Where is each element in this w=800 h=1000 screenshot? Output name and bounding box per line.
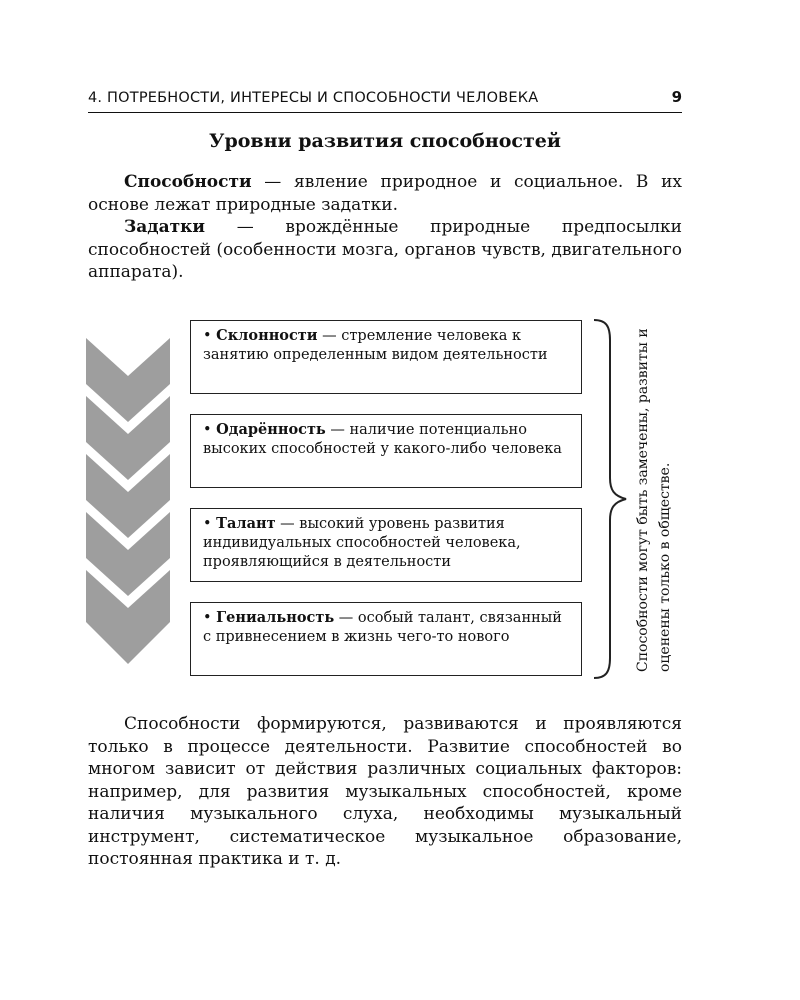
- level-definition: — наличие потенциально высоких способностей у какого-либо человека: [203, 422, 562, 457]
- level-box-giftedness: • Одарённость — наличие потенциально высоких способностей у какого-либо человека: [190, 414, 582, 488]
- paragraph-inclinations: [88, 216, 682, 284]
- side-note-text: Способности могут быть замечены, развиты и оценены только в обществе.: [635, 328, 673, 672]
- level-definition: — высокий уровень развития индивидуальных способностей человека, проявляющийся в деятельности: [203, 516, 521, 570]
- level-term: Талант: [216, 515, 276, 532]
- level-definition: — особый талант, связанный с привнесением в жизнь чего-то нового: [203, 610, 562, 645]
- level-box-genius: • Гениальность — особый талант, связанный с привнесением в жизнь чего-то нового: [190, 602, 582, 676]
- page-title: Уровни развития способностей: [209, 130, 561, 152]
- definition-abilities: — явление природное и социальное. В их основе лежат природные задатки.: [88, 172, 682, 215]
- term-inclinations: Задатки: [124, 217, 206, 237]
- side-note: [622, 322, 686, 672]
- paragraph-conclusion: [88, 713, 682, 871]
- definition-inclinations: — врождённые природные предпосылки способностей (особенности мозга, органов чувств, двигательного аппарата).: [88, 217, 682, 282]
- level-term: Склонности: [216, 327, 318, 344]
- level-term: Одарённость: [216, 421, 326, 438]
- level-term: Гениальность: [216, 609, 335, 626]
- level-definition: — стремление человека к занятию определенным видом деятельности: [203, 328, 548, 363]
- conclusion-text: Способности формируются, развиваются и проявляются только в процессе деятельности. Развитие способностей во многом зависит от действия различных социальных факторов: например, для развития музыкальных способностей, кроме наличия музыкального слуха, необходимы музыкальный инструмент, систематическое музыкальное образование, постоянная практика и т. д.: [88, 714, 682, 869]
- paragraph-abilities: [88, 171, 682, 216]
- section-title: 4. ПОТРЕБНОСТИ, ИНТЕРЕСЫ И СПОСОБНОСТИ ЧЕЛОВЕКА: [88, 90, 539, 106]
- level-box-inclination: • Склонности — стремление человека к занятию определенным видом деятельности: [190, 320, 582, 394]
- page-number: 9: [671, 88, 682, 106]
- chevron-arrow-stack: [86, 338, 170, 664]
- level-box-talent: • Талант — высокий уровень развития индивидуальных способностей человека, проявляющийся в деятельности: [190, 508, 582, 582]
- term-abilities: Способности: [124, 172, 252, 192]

-------

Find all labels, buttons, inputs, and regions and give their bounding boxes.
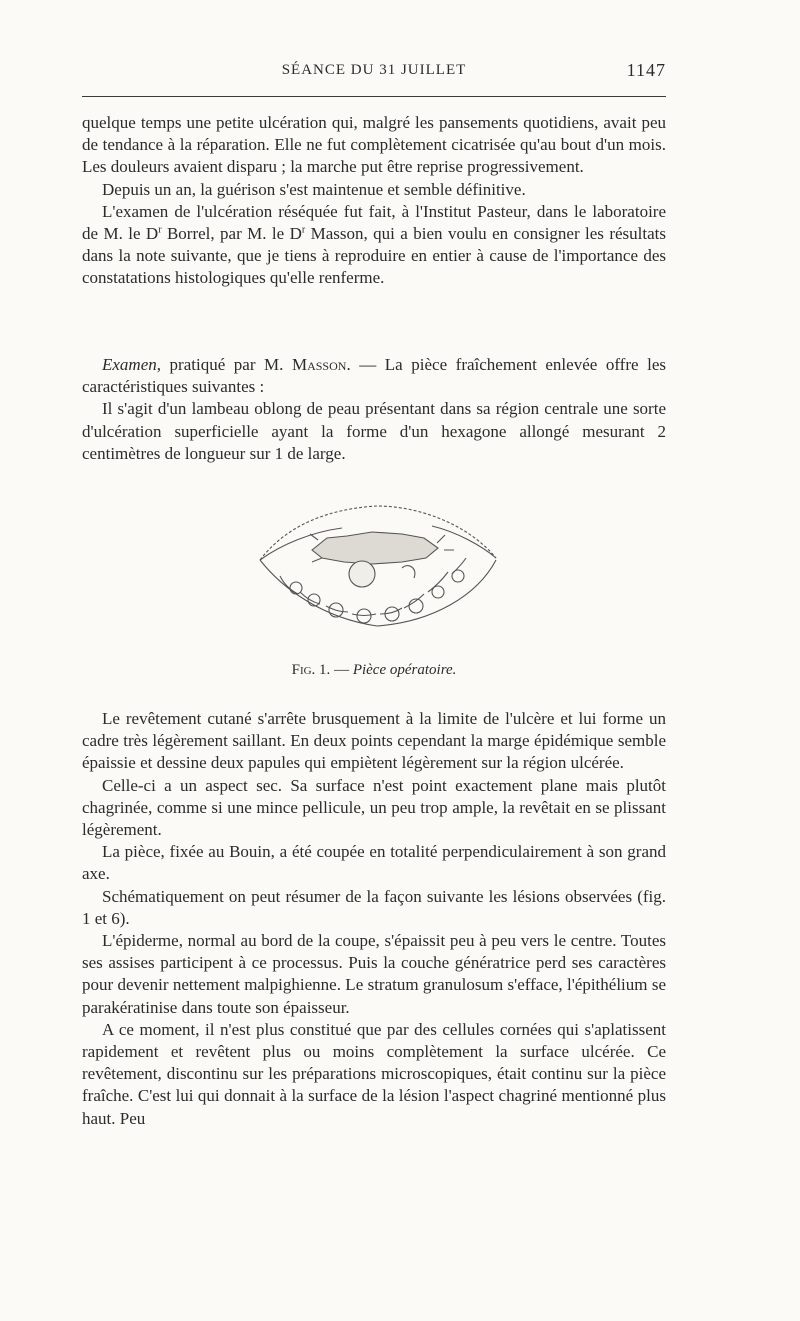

-------

Your goal :: Please lay out everything in the listing above, from the line containing "Where is each" down to the line containing "- paragraph-conclusion: [88, 713, 682, 871]", as a numbered list, skipping blank lines and leaving out the pictures.

Final answer ::
1. Where is each element in this w=800 h=1000 screenshot? Output name and bounding box per line.
2. - level-definition: — наличие потенциально высоких способностей у какого-либо человека: [203, 422, 562, 457]
3. - level-box-giftedness: • Одарённость — наличие потенциально высоких способностей у какого-либо человека: [190, 414, 582, 488]
4. - paragraph-inclinations: [88, 216, 682, 284]
5. - side-note-text: Способности могут быть замечены, развиты и оценены только в обществе.: [635, 328, 673, 672]
6. - level-definition: — высокий уровень развития индивидуальных способностей человека, проявляющийся в деятельности: [203, 516, 521, 570]
7. - level-term: Талант: [216, 515, 276, 532]
8. - level-definition: — особый талант, связанный с привнесением в жизнь чего-то нового: [203, 610, 562, 645]
9. - level-box-genius: • Гениальность — особый талант, связанный с привнесением в жизнь чего-то нового: [190, 602, 582, 676]
10. - page-title: Уровни развития способностей: [209, 130, 561, 152]
11. - definition-abilities: — явление природное и социальное. В их основе лежат природные задатки.: [88, 172, 682, 215]
12. - term-inclinations: Задатки: [124, 217, 206, 237]
13. - side-note: [622, 322, 686, 672]
14. - paragraph-conclusion: [88, 713, 682, 871]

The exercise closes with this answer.